Futebol e Bolsa de Valores


Se os maiores clubes do País estivessem na BM&FBovespa, eles teriam tamanho para competir no pregão com algumas das empresas que fizeram IPO nos últimos anos. O Corinthians, por exemplo, tem valor de mercado de R$ 1,1 bilhão, maior que o da varejista Magazine Luiza, de R$ 1 bilhão. Flamengo e São Paulo, cujos valores de mercado são, respectivamente, R$ 855 milhões e R$ 844 milhões, superariam a locadora de frotas Locamerica, de R$ 672 milhões. O Palmeiras também seria maior que a Unicasa, fabricante de móveis — R$ 496 milhões contra R$ 387 milhões. Os valores dos clubes foram levantados pela BDO RCS, empresa especializada em auditoria, e divulgados neste ano. Listar-se em bolsa, contudo, é um projeto aparentemente distante da agenda dos cartolas — um cenário bem diverso do que se observa em outras partes do mundo. [1]

Na Europa, 22 times de 11 países diferentes têm capital aberto. Há, inclusive, um índice para medir o desempenho dos papéis de clubes europeus — o Stoxx Europe Football. Um dos casos de sucesso é o do Borussia Dortmund, que entre 2011 e 2012 foi bicampeão alemão e neste ano, em maio, foi finalista da Liga dos Campeões, principal torneio interclubes do mundo. Exatamente nos meses em que o Borussia obteve bons resultados em campo, suas ações atingiram os maiores níveis de compra. Em maio, durante a campanha do vice-campeonato da Liga, o papel atingiu sua máxima histórica, chegando a € 3,13. Outro gigante europeu, o inglês Manchester United, tem ações negociadas na Nyse. Seu papel também disparou em maio, com o título de campeão inglês: foi de US$ 12, em novembro do ano passado, para US$ 19 — valorização de 58% no período. 

Se levarmos em conta que as cinco maiores torcidas do Brasil — Flamengo, Corinthians, São Paulo, Palmeiras e Vasco — têm, juntas, 95,3 milhões de pessoas, segundo o Ibope, e que o objetivo da BM&FBovespa é conseguir 5 milhões de pessoas físicas até 2018, não pareceria loucura tentar atrair esses times para o mercado acionário brasileiro. "O torcedor teria orgulho de dizer que é dono de um pedaço do time de coração", observa Eduardo Carlezzo, sócio do escritório Carlezzo Advogados Associados, especializado em negócios do esporte. Para os clubes, o mercado poderia ser uma fonte de credibilidade e, consequentemente, de capacidade de atrair parceiros interessados em fazer bons negócios — ampliando o poder de barganha para contratar bons jogadores e formar equipes competitivas.

**O que fazer:**
A. Cite o trecho do texto sobre futebol e bolsa de valores que vai de "Na Europa, 22" até "58% no período.", sem alterar nada.
B. Segundo o texto sobre futebol e bolsa de valores, em qual bolsa são negociadas as ações do Manchester United?
C. Resuma em duas frases o texto sobre futebol e bolsa de valores.

**Seção de dados:**
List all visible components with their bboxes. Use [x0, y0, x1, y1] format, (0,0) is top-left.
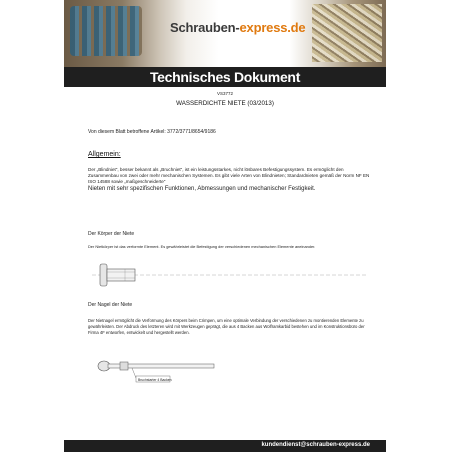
- document-title: WASSERDICHTE NIETE (03/2013): [176, 100, 274, 107]
- footer-email[interactable]: kundendienst@schrauben-express.de: [261, 442, 370, 448]
- section-heading-general: Allgemein:: [88, 151, 121, 158]
- document-type-title: Technisches Dokument: [149, 69, 301, 85]
- section-heading-body: Der Körper der Niete: [88, 231, 135, 237]
- document-code: VS3772: [216, 91, 233, 96]
- rivet-body-diagram: [92, 262, 368, 288]
- footer-bar: [64, 440, 386, 452]
- logo-accent: express.de: [239, 20, 306, 35]
- rivet-nail-diagram: [96, 356, 216, 386]
- general-text: Der „Blindniet“, besser bekannt als „Bruchniet“, ist ein leistungsstarkes, nicht lösbares Befestigungssystem. Es ermöglicht den Zusammenbau von zwei oder mehr mechanischen Systemen. Es gibt viele Arten von Blindnieten; Standardnieten gemäß der Norm NF EN ISO 14588 sowie „maßgeschneiderte“: [88, 167, 370, 185]
- nail-paragraph: Der Nietnagel ermöglicht die Verformung des Körpers beim Crimpen, um eine optimale Verbindung der verschiedenen zu montierenden Elemente zu gewährleisten. Der Abdruck des letzteren wird mit Werkzeugen geprägt, die aus 4 Backen aus Wolframkarbid bestehen und im Konstruktionsbüro der Firma 4F entworfen, entwickelt und hergestellt werden.: [88, 318, 365, 336]
- section-heading-nail: Der Nagel der Niete: [88, 302, 133, 308]
- toolbox-photo: [70, 6, 142, 56]
- screws-photo: [312, 4, 382, 62]
- nail-figure-label: Bruchstarter 4 Backen: [138, 377, 172, 382]
- general-paragraph: [88, 167, 370, 192]
- title-bar: [64, 67, 386, 87]
- body-paragraph: Der Nietkörper ist das verformte Element. Es gewährleistet die Befestigung der verschiedenen mechanischen Elemente aneinander.: [88, 244, 316, 249]
- general-text-2: Nieten mit sehr spezifischen Funktionen, Abmessungen und mechanischer Festigkeit.: [88, 185, 316, 192]
- header-banner: [64, 0, 386, 67]
- brand-logo: [170, 20, 305, 35]
- document-page: [64, 0, 386, 452]
- affected-articles: Von diesem Blatt betroffene Artikel: 3772/3771/8654/9186: [88, 129, 216, 135]
- logo-main: Schrauben-: [170, 20, 240, 35]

**Respostas por tarefa:**
A.
Na Europa, 22 times de 11 países diferentes têm capital aberto. Há, inclusive, um índice para medir o desempenho dos papéis de clubes europeus — o Stoxx Europe Football. Um dos casos de sucesso é o do Borussia Dortmund, que entre 2011 e 2012 foi bicampeão alemão e neste ano, em maio, foi finalista da Liga dos Campeões, principal torneio interclubes do mundo. Exatamente nos meses em que o Borussia obteve bons resultados em campo, suas ações atingiram os maiores níveis de compra. Em maio, durante a campanha do vice-campeonato da Liga, o papel atingiu sua máxima histórica, chegando a € 3,13. Outro gigante europeu, o inglês Manchester United, tem ações negociadas na Nyse. Seu papel também disparou em maio, com o título de campeão inglês: foi de US$ 12, em novembro do ano passado, para US$ 19 — valorização de 58% no período.

B. Na Nyse.

C. Os maiores clubes brasileiros, como Corinthians, Flamengo, São Paulo e Palmeiras, teriam valor de mercado para competir na BM&FBovespa com empresas que fizeram IPO nos últimos anos, mas abrir capital parece distante da agenda dos cartolas. Na Europa, 22 times têm capital aberto, e as ações de Borussia Dortmund e Manchester United se valorizaram com bons resultados em campo, enquanto no Brasil as grandes torcidas fazem com que atrair esses clubes para o mercado acionário não pareça loucura.